## START MATERIAL TO PROCESS

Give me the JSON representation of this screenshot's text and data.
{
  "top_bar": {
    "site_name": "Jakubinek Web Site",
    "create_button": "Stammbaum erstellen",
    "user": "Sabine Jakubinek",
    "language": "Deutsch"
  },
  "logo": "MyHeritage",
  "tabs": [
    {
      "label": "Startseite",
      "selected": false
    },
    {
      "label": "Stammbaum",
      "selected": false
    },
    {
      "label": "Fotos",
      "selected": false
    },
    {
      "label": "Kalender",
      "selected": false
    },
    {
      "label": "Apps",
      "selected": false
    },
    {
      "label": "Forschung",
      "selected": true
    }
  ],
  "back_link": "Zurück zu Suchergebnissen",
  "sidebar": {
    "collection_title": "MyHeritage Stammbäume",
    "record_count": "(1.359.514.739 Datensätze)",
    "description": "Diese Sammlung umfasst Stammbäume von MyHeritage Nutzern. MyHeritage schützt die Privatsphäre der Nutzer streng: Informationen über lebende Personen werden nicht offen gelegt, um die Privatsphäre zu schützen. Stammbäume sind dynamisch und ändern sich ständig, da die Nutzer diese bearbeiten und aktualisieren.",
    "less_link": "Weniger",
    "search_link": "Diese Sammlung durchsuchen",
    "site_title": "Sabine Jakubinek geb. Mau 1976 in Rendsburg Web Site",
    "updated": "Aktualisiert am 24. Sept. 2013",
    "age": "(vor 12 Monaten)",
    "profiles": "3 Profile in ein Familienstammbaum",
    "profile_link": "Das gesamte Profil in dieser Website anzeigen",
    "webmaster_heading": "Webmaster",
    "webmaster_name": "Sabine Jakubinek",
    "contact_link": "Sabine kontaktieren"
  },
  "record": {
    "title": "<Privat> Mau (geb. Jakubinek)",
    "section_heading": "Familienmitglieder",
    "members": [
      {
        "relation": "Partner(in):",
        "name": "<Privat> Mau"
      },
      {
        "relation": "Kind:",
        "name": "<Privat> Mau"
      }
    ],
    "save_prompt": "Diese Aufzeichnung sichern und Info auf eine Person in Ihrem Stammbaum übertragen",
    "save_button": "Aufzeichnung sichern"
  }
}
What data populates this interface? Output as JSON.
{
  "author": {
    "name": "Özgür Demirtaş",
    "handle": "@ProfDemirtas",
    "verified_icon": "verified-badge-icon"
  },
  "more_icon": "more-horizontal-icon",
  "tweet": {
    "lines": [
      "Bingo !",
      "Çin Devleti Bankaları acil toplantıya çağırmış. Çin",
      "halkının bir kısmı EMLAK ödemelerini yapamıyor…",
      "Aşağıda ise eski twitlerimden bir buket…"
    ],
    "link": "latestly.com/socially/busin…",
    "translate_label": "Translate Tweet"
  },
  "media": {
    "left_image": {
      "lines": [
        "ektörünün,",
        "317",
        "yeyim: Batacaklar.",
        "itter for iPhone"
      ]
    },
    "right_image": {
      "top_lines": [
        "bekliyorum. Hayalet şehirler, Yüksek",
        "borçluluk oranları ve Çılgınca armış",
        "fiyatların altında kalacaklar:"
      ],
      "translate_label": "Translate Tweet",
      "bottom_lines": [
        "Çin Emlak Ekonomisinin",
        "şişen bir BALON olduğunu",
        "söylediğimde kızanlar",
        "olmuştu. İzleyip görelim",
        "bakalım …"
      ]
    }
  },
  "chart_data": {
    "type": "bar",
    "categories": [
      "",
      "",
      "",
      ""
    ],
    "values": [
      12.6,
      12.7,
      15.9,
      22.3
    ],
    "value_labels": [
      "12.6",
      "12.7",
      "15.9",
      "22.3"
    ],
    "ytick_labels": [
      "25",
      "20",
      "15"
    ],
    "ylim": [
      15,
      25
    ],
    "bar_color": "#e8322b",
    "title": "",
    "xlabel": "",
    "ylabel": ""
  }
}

## END MATERIAL TO PROCESS

GOAL OF THE EXERCISE: Copy out all lines from the material above that contain the string "JSON".

THE ANSWER:
Give me the JSON representation of this screenshot's text and data.
What data populates this interface? Output as JSON.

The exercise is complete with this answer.